Task requirements: Within the material below, find each line bearing the word "this" and present it.

Data listing:

------------

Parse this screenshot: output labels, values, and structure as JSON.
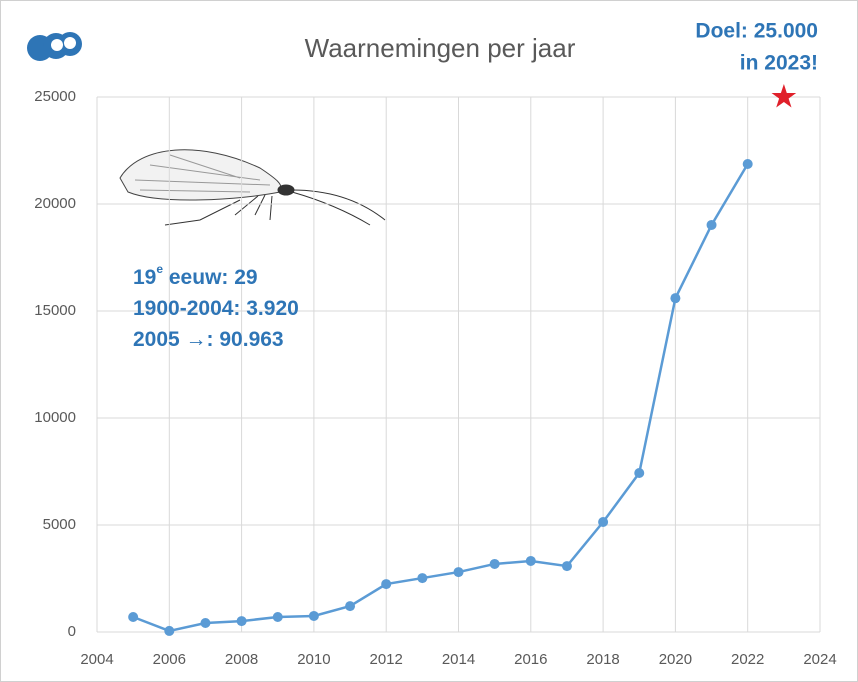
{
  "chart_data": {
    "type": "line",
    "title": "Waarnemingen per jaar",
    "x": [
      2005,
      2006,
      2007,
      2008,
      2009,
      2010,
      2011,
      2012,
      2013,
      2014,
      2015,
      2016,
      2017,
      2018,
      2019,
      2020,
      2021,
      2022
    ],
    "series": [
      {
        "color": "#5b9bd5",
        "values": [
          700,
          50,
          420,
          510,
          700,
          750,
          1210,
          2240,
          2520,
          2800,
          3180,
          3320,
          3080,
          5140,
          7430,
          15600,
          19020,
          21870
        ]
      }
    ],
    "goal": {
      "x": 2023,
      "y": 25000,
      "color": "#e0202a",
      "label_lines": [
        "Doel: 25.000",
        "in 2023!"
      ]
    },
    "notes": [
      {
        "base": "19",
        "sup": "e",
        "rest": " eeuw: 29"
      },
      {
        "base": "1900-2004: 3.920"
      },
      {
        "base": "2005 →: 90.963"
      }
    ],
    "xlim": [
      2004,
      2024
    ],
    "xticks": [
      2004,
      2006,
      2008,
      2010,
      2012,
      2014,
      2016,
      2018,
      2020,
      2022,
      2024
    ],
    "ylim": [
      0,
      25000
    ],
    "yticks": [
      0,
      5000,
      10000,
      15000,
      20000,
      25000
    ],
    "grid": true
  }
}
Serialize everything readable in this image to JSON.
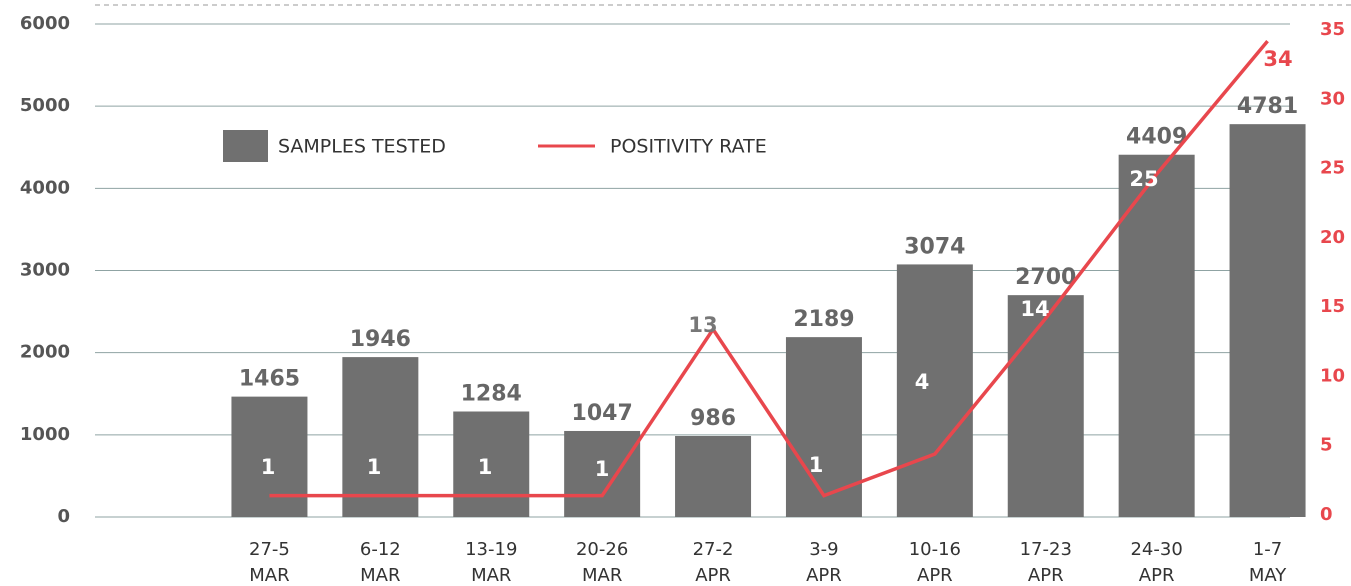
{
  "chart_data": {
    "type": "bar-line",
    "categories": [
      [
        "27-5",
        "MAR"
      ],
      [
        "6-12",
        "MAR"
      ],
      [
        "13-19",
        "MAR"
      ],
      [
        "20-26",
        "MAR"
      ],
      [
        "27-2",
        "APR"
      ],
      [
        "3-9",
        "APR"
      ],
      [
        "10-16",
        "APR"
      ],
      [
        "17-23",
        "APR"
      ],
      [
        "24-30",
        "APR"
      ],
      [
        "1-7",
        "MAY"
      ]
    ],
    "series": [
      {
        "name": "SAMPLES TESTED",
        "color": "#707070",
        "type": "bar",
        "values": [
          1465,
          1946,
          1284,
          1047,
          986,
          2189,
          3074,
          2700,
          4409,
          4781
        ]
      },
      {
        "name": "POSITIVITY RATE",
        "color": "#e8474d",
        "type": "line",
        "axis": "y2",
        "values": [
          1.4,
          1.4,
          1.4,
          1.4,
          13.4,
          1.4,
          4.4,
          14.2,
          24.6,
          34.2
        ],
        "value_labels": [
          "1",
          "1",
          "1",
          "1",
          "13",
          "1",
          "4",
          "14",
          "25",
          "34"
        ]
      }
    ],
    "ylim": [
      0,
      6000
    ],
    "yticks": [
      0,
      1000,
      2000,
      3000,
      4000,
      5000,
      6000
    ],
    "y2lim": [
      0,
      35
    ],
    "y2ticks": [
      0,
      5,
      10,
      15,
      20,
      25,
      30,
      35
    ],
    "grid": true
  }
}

------------

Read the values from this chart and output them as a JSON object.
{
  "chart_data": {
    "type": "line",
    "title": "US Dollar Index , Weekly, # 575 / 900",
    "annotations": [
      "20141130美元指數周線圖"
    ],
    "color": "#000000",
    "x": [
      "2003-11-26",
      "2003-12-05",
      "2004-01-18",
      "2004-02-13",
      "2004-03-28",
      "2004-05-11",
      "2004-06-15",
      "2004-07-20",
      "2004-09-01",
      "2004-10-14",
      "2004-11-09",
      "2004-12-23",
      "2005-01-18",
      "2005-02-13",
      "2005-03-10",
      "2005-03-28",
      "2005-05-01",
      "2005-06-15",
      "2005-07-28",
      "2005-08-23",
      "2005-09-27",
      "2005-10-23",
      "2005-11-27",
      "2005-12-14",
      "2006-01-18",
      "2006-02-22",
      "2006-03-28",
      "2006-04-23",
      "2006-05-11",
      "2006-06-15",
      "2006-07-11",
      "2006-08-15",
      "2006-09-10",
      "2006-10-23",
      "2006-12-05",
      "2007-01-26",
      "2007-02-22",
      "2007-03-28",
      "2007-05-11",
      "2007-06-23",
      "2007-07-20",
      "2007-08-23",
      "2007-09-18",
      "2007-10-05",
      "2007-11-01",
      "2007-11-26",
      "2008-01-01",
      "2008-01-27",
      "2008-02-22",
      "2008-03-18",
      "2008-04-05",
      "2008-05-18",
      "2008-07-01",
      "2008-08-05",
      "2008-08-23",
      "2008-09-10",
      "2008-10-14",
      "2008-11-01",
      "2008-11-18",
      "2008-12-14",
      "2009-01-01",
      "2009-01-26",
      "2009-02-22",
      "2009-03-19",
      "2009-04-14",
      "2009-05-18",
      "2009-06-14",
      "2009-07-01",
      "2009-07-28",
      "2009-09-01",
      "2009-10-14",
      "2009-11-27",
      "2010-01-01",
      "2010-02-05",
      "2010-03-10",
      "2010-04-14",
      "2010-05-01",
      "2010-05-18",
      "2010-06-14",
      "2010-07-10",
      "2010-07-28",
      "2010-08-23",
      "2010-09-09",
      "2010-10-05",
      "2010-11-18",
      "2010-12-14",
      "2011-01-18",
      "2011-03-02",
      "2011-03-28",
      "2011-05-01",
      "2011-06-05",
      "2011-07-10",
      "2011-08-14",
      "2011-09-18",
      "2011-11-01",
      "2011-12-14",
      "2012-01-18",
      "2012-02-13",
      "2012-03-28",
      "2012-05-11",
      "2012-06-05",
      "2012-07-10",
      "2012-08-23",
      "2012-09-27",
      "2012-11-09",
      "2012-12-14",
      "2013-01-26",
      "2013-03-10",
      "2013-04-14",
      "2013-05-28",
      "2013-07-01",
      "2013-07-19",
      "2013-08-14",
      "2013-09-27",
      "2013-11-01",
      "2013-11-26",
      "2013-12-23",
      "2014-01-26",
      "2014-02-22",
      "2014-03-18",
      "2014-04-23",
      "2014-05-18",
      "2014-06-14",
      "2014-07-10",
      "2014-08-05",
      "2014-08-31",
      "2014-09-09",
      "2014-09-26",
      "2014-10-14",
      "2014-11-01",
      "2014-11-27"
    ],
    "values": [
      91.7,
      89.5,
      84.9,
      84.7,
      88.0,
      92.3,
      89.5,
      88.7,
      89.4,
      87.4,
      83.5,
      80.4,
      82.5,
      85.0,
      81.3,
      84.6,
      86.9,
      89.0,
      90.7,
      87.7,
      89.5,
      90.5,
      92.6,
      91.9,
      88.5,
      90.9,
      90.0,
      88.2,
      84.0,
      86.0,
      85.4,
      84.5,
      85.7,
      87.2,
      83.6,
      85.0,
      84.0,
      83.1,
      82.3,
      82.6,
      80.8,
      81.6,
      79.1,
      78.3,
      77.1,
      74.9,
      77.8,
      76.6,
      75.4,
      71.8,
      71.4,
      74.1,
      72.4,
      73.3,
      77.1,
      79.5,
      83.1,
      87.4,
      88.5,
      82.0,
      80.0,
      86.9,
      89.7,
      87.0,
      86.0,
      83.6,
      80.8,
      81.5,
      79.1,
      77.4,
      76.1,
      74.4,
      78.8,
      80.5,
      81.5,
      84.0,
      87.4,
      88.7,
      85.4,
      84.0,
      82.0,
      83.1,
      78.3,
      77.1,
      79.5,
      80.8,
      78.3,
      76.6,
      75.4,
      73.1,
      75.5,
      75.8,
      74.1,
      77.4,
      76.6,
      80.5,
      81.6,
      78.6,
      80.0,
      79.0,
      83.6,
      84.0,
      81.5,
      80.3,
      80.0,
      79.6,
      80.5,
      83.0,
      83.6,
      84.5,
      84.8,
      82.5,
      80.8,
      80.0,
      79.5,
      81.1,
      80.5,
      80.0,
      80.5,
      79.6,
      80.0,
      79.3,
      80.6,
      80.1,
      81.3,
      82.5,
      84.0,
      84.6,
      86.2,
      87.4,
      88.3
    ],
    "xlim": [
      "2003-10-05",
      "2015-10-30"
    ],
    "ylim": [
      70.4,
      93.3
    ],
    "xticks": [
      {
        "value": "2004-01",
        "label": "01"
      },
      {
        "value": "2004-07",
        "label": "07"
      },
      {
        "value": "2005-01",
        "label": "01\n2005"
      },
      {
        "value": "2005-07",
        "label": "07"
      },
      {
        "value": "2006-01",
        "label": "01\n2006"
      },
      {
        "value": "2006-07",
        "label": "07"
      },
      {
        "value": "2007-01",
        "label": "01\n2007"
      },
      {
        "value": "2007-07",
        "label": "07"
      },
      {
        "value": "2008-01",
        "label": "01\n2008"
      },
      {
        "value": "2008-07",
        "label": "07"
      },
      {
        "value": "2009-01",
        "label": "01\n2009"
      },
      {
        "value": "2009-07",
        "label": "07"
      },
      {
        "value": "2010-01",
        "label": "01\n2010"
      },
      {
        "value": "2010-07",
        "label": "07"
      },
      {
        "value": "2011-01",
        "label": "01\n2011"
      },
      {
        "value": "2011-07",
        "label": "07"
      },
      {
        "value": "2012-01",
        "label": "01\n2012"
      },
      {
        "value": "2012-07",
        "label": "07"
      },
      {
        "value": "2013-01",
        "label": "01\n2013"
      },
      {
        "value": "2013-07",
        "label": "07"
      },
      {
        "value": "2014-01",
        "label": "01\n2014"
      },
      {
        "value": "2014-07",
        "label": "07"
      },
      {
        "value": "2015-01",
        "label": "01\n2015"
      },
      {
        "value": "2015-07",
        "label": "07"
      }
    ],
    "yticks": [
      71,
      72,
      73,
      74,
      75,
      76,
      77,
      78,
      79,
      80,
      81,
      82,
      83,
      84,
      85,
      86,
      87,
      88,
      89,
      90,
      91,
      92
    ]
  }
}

------------

Result of the exercise:
Parse this screenshot: output labels, values, and structure as JSON.
Serialize everything readable in this image to JSON.
Read the values from this chart and output them as a JSON object.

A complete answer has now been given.